TO BE DONE: Print the records again, character for character.
## begin SUPPLIED RECORDS
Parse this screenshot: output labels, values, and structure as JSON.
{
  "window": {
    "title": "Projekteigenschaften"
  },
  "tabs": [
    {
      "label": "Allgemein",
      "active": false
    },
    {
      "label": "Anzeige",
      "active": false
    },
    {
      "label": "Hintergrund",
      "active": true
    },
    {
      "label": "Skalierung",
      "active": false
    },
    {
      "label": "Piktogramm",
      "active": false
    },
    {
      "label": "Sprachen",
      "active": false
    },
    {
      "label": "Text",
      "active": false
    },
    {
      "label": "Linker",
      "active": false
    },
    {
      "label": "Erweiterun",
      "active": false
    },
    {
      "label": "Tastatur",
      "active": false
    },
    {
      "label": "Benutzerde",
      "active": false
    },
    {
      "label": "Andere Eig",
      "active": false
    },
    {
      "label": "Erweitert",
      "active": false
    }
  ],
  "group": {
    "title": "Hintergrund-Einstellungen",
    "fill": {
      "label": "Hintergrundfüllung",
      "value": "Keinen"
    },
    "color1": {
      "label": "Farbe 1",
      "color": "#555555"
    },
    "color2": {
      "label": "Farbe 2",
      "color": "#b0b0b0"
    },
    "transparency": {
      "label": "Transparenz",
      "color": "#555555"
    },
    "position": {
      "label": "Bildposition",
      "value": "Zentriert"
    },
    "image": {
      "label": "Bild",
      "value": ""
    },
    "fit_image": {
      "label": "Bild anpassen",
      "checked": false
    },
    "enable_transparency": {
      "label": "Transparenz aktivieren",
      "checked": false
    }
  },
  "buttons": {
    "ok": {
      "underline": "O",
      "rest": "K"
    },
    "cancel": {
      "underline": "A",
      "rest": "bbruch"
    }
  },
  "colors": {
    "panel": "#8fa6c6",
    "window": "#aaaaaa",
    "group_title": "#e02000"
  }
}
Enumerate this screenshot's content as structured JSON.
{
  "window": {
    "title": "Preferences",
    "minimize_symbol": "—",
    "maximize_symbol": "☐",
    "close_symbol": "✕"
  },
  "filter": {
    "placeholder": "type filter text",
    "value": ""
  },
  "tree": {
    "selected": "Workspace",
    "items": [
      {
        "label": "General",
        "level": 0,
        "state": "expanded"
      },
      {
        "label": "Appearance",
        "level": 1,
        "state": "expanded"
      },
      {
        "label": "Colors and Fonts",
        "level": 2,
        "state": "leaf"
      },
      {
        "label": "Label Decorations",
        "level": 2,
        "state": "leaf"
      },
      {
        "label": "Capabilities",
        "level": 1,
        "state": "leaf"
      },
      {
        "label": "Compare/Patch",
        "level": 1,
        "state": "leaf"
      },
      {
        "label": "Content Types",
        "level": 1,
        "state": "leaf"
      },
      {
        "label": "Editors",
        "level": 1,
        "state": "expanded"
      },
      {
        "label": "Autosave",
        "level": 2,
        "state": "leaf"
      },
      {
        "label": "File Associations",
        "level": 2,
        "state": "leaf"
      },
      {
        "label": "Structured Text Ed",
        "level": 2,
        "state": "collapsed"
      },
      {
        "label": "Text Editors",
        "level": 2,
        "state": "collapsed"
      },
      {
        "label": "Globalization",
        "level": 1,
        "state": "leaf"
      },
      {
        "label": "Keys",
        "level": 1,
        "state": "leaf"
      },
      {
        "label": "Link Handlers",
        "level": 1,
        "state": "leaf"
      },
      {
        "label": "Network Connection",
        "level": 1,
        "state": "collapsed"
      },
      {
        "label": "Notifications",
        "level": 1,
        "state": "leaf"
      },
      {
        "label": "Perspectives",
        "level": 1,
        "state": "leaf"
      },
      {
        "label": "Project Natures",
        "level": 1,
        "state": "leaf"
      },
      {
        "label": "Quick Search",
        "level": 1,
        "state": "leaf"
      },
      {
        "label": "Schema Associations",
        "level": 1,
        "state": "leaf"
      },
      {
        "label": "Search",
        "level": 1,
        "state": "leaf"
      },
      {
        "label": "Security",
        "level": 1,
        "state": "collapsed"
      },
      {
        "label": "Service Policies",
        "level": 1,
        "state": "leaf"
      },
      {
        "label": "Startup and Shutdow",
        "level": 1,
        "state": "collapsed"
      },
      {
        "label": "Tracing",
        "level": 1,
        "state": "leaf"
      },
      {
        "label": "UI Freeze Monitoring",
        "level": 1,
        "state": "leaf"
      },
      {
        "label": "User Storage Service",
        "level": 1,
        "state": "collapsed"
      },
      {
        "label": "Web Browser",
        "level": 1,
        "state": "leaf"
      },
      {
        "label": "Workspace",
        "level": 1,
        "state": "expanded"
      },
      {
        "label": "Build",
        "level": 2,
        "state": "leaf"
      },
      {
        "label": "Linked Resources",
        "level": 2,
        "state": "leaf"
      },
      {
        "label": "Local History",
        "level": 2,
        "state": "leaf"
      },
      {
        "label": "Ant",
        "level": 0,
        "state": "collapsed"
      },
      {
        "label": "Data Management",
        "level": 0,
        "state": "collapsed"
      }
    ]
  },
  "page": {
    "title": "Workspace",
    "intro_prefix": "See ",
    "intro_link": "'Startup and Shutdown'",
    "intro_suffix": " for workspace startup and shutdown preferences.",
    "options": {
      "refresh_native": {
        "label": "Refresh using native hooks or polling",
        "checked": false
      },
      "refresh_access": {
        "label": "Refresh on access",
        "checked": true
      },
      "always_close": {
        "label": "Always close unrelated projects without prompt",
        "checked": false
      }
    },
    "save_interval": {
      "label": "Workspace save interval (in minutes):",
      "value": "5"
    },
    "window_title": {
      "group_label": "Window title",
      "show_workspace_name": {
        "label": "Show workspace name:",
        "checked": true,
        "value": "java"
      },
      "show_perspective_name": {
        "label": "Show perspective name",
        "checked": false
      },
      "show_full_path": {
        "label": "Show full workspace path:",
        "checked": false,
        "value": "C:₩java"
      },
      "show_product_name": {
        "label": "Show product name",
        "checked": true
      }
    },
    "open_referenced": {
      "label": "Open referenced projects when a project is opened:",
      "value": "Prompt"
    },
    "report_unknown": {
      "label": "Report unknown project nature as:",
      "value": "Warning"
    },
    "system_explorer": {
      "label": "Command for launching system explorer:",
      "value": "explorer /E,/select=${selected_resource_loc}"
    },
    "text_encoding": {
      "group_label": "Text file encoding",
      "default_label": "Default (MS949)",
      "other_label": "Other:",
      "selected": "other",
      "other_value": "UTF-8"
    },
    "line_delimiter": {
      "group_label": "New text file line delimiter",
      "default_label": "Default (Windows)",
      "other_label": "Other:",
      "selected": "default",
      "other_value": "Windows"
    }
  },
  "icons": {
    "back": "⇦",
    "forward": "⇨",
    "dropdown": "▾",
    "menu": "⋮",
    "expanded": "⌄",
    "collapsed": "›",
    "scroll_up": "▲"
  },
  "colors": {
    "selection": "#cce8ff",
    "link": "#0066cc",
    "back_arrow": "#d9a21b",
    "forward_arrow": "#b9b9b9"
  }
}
## end SUPPLIED RECORDS
FINISHED TASK:
Parse this screenshot: output labels, values, and structure as JSON.
{
  "window": {
    "title": "Projekteigenschaften"
  },
  "tabs": [
    {
      "label": "Allgemein",
      "active": false
    },
    {
      "label": "Anzeige",
      "active": false
    },
    {
      "label": "Hintergrund",
      "active": true
    },
    {
      "label": "Skalierung",
      "active": false
    },
    {
      "label": "Piktogramm",
      "active": false
    },
    {
      "label": "Sprachen",
      "active": false
    },
    {
      "label": "Text",
      "active": false
    },
    {
      "label": "Linker",
      "active": false
    },
    {
      "label": "Erweiterun",
      "active": false
    },
    {
      "label": "Tastatur",
      "active": false
    },
    {
      "label": "Benutzerde",
      "active": false
    },
    {
      "label": "Andere Eig",
      "active": false
    },
    {
      "label": "Erweitert",
      "active": false
    }
  ],
  "group": {
    "title": "Hintergrund-Einstellungen",
    "fill": {
      "label": "Hintergrundfüllung",
      "value": "Keinen"
    },
    "color1": {
      "label": "Farbe 1",
      "color": "#555555"
    },
    "color2": {
      "label": "Farbe 2",
      "color": "#b0b0b0"
    },
    "transparency": {
      "label": "Transparenz",
      "color": "#555555"
    },
    "position": {
      "label": "Bildposition",
      "value": "Zentriert"
    },
    "image": {
      "label": "Bild",
      "value": ""
    },
    "fit_image": {
      "label": "Bild anpassen",
      "checked": false
    },
    "enable_transparency": {
      "label": "Transparenz aktivieren",
      "checked": false
    }
  },
  "buttons": {
    "ok": {
      "underline": "O",
      "rest": "K"
    },
    "cancel": {
      "underline": "A",
      "rest": "bbruch"
    }
  },
  "colors": {
    "panel": "#8fa6c6",
    "window": "#aaaaaa",
    "group_title": "#e02000"
  }
}
Enumerate this screenshot's content as structured JSON.
{
  "window": {
    "title": "Preferences",
    "minimize_symbol": "—",
    "maximize_symbol": "☐",
    "close_symbol": "✕"
  },
  "filter": {
    "placeholder": "type filter text",
    "value": ""
  },
  "tree": {
    "selected": "Workspace",
    "items": [
      {
        "label": "General",
        "level": 0,
        "state": "expanded"
      },
      {
        "label": "Appearance",
        "level": 1,
        "state": "expanded"
      },
      {
        "label": "Colors and Fonts",
        "level": 2,
        "state": "leaf"
      },
      {
        "label": "Label Decorations",
        "level": 2,
        "state": "leaf"
      },
      {
        "label": "Capabilities",
        "level": 1,
        "state": "leaf"
      },
      {
        "label": "Compare/Patch",
        "level": 1,
        "state": "leaf"
      },
      {
        "label": "Content Types",
        "level": 1,
        "state": "leaf"
      },
      {
        "label": "Editors",
        "level": 1,
        "state": "expanded"
      },
      {
        "label": "Autosave",
        "level": 2,
        "state": "leaf"
      },
      {
        "label": "File Associations",
        "level": 2,
        "state": "leaf"
      },
      {
        "label": "Structured Text Ed",
        "level": 2,
        "state": "collapsed"
      },
      {
        "label": "Text Editors",
        "level": 2,
        "state": "collapsed"
      },
      {
        "label": "Globalization",
        "level": 1,
        "state": "leaf"
      },
      {
        "label": "Keys",
        "level": 1,
        "state": "leaf"
      },
      {
        "label": "Link Handlers",
        "level": 1,
        "state": "leaf"
      },
      {
        "label": "Network Connection",
        "level": 1,
        "state": "collapsed"
      },
      {
        "label": "Notifications",
        "level": 1,
        "state": "leaf"
      },
      {
        "label": "Perspectives",
        "level": 1,
        "state": "leaf"
      },
      {
        "label": "Project Natures",
        "level": 1,
        "state": "leaf"
      },
      {
        "label": "Quick Search",
        "level": 1,
        "state": "leaf"
      },
      {
        "label": "Schema Associations",
        "level": 1,
        "state": "leaf"
      },
      {
        "label": "Search",
        "level": 1,
        "state": "leaf"
      },
      {
        "label": "Security",
        "level": 1,
        "state": "collapsed"
      },
      {
        "label": "Service Policies",
        "level": 1,
        "state": "leaf"
      },
      {
        "label": "Startup and Shutdow",
        "level": 1,
        "state": "collapsed"
      },
      {
        "label": "Tracing",
        "level": 1,
        "state": "leaf"
      },
      {
        "label": "UI Freeze Monitoring",
        "level": 1,
        "state": "leaf"
      },
      {
        "label": "User Storage Service",
        "level": 1,
        "state": "collapsed"
      },
      {
        "label": "Web Browser",
        "level": 1,
        "state": "leaf"
      },
      {
        "label": "Workspace",
        "level": 1,
        "state": "expanded"
      },
      {
        "label": "Build",
        "level": 2,
        "state": "leaf"
      },
      {
        "label": "Linked Resources",
        "level": 2,
        "state": "leaf"
      },
      {
        "label": "Local History",
        "level": 2,
        "state": "leaf"
      },
      {
        "label": "Ant",
        "level": 0,
        "state": "collapsed"
      },
      {
        "label": "Data Management",
        "level": 0,
        "state": "collapsed"
      }
    ]
  },
  "page": {
    "title": "Workspace",
    "intro_prefix": "See ",
    "intro_link": "'Startup and Shutdown'",
    "intro_suffix": " for workspace startup and shutdown preferences.",
    "options": {
      "refresh_native": {
        "label": "Refresh using native hooks or polling",
        "checked": false
      },
      "refresh_access": {
        "label": "Refresh on access",
        "checked": true
      },
      "always_close": {
        "label": "Always close unrelated projects without prompt",
        "checked": false
      }
    },
    "save_interval": {
      "label": "Workspace save interval (in minutes):",
      "value": "5"
    },
    "window_title": {
      "group_label": "Window title",
      "show_workspace_name": {
        "label": "Show workspace name:",
        "checked": true,
        "value": "java"
      },
      "show_perspective_name": {
        "label": "Show perspective name",
        "checked": false
      },
      "show_full_path": {
        "label": "Show full workspace path:",
        "checked": false,
        "value": "C:₩java"
      },
      "show_product_name": {
        "label": "Show product name",
        "checked": true
      }
    },
    "open_referenced": {
      "label": "Open referenced projects when a project is opened:",
      "value": "Prompt"
    },
    "report_unknown": {
      "label": "Report unknown project nature as:",
      "value": "Warning"
    },
    "system_explorer": {
      "label": "Command for launching system explorer:",
      "value": "explorer /E,/select=${selected_resource_loc}"
    },
    "text_encoding": {
      "group_label": "Text file encoding",
      "default_label": "Default (MS949)",
      "other_label": "Other:",
      "selected": "other",
      "other_value": "UTF-8"
    },
    "line_delimiter": {
      "group_label": "New text file line delimiter",
      "default_label": "Default (Windows)",
      "other_label": "Other:",
      "selected": "default",
      "other_value": "Windows"
    }
  },
  "icons": {
    "back": "⇦",
    "forward": "⇨",
    "dropdown": "▾",
    "menu": "⋮",
    "expanded": "⌄",
    "collapsed": "›",
    "scroll_up": "▲"
  },
  "colors": {
    "selection": "#cce8ff",
    "link": "#0066cc",
    "back_arrow": "#d9a21b",
    "forward_arrow": "#b9b9b9"
  }
}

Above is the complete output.